▶ **Short exercise**
Copy out the records precisely, omitting pictures.

====

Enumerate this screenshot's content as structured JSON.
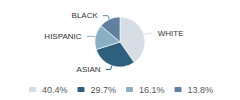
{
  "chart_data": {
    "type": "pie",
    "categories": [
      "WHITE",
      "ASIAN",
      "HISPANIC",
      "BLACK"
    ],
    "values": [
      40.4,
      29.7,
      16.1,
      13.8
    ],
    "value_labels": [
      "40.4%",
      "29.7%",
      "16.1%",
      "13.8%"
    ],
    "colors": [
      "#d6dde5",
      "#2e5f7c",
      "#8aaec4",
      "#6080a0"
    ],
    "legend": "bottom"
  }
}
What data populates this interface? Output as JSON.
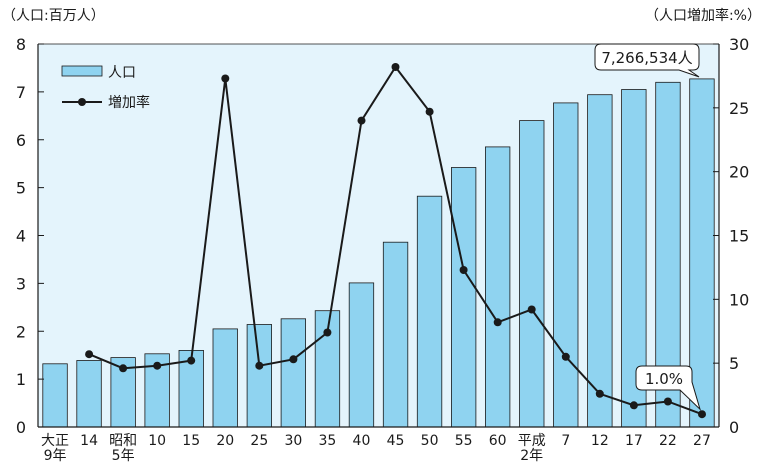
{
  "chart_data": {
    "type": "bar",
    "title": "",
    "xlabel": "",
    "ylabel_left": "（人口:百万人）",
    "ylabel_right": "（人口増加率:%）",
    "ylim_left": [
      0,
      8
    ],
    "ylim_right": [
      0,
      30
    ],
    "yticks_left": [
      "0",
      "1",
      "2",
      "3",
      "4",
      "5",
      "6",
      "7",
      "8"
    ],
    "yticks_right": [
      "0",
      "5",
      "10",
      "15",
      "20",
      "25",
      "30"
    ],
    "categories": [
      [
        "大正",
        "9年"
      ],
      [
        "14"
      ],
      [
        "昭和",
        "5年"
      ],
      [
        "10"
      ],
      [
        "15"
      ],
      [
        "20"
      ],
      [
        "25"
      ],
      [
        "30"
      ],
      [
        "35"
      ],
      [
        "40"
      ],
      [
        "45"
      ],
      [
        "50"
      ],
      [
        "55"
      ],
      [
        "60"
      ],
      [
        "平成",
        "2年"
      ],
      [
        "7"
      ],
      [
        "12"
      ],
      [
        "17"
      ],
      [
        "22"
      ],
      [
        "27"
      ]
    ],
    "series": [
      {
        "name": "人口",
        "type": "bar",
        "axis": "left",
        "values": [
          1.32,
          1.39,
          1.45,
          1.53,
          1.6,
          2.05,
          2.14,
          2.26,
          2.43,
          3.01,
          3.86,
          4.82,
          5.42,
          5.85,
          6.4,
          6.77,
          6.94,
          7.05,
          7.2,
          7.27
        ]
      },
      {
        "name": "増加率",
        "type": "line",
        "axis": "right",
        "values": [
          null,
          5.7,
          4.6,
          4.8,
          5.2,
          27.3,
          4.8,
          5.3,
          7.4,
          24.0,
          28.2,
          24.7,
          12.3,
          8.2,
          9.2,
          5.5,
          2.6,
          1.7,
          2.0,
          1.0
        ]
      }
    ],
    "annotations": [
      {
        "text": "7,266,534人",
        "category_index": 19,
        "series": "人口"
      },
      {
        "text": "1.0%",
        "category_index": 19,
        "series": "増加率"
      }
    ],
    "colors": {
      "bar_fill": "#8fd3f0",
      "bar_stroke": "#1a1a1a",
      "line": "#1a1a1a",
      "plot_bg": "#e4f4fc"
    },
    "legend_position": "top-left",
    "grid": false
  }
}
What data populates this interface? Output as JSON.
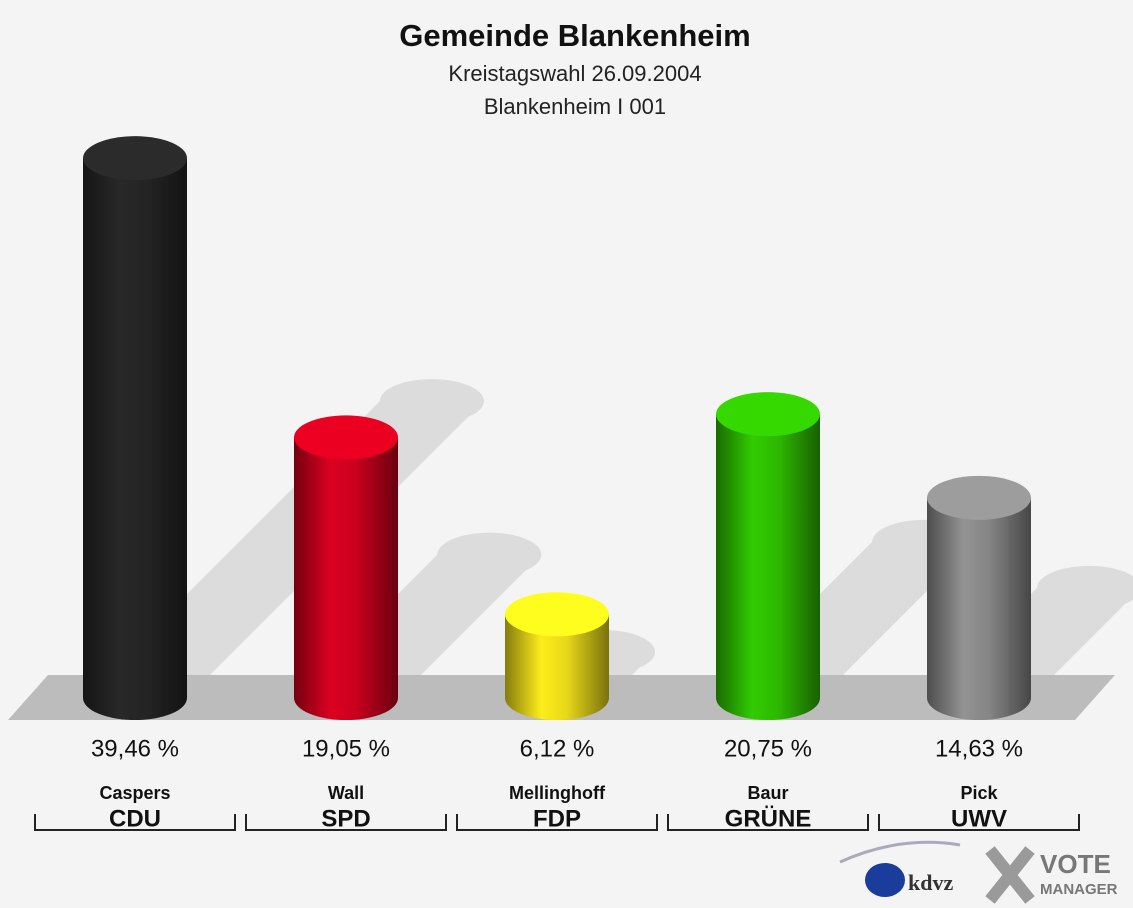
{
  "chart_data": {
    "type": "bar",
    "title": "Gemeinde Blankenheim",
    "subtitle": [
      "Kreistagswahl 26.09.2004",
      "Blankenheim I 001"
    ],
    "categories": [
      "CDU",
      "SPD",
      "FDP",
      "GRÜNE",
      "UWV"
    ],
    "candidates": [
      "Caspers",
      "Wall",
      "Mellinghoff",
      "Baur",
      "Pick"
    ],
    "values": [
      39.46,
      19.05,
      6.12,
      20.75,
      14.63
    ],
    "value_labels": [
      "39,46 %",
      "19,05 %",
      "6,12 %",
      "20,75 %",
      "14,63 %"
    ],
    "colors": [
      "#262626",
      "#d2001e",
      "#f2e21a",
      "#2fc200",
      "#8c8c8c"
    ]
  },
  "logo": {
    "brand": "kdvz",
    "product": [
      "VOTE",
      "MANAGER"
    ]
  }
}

====

▶ **Result below**
Enumerate this screenshot's content as structured JSON.
{
  "chart_data": {
    "type": "pie",
    "categories": [
      "WHITE",
      "ASIAN",
      "HISPANIC",
      "BLACK"
    ],
    "values": [
      40.4,
      29.7,
      16.1,
      13.8
    ],
    "value_labels": [
      "40.4%",
      "29.7%",
      "16.1%",
      "13.8%"
    ],
    "colors": [
      "#d6dde5",
      "#2e5f7c",
      "#8aaec4",
      "#6080a0"
    ],
    "legend": "bottom"
  }
}
What data populates this interface? Output as JSON.
{
  "chart_data": {
    "type": "bar",
    "title": "",
    "xlabel": "",
    "ylabel_left": "（人口:百万人）",
    "ylabel_right": "（人口増加率:%）",
    "ylim_left": [
      0,
      8
    ],
    "ylim_right": [
      0,
      30
    ],
    "yticks_left": [
      "0",
      "1",
      "2",
      "3",
      "4",
      "5",
      "6",
      "7",
      "8"
    ],
    "yticks_right": [
      "0",
      "5",
      "10",
      "15",
      "20",
      "25",
      "30"
    ],
    "categories": [
      [
        "大正",
        "9年"
      ],
      [
        "14"
      ],
      [
        "昭和",
        "5年"
      ],
      [
        "10"
      ],
      [
        "15"
      ],
      [
        "20"
      ],
      [
        "25"
      ],
      [
        "30"
      ],
      [
        "35"
      ],
      [
        "40"
      ],
      [
        "45"
      ],
      [
        "50"
      ],
      [
        "55"
      ],
      [
        "60"
      ],
      [
        "平成",
        "2年"
      ],
      [
        "7"
      ],
      [
        "12"
      ],
      [
        "17"
      ],
      [
        "22"
      ],
      [
        "27"
      ]
    ],
    "series": [
      {
        "name": "人口",
        "type": "bar",
        "axis": "left",
        "values": [
          1.32,
          1.39,
          1.45,
          1.53,
          1.6,
          2.05,
          2.14,
          2.26,
          2.43,
          3.01,
          3.86,
          4.82,
          5.42,
          5.85,
          6.4,
          6.77,
          6.94,
          7.05,
          7.2,
          7.27
        ]
      },
      {
        "name": "増加率",
        "type": "line",
        "axis": "right",
        "values": [
          null,
          5.7,
          4.6,
          4.8,
          5.2,
          27.3,
          4.8,
          5.3,
          7.4,
          24.0,
          28.2,
          24.7,
          12.3,
          8.2,
          9.2,
          5.5,
          2.6,
          1.7,
          2.0,
          1.0
        ]
      }
    ],
    "annotations": [
      {
        "text": "7,266,534人",
        "category_index": 19,
        "series": "人口"
      },
      {
        "text": "1.0%",
        "category_index": 19,
        "series": "増加率"
      }
    ],
    "colors": {
      "bar_fill": "#8fd3f0",
      "bar_stroke": "#1a1a1a",
      "line": "#1a1a1a",
      "plot_bg": "#e4f4fc"
    },
    "legend_position": "top-left",
    "grid": false
  }
}
What data populates this interface? Output as JSON.
{
  "chart_data": {
    "type": "bar",
    "title": "Gemeinde Blankenheim",
    "subtitle": [
      "Kreistagswahl 26.09.2004",
      "Blankenheim I 001"
    ],
    "categories": [
      "CDU",
      "SPD",
      "FDP",
      "GRÜNE",
      "UWV"
    ],
    "candidates": [
      "Caspers",
      "Wall",
      "Mellinghoff",
      "Baur",
      "Pick"
    ],
    "values": [
      39.46,
      19.05,
      6.12,
      20.75,
      14.63
    ],
    "value_labels": [
      "39,46 %",
      "19,05 %",
      "6,12 %",
      "20,75 %",
      "14,63 %"
    ],
    "colors": [
      "#262626",
      "#d2001e",
      "#f2e21a",
      "#2fc200",
      "#8c8c8c"
    ]
  },
  "logo": {
    "brand": "kdvz",
    "product": [
      "VOTE",
      "MANAGER"
    ]
  }
}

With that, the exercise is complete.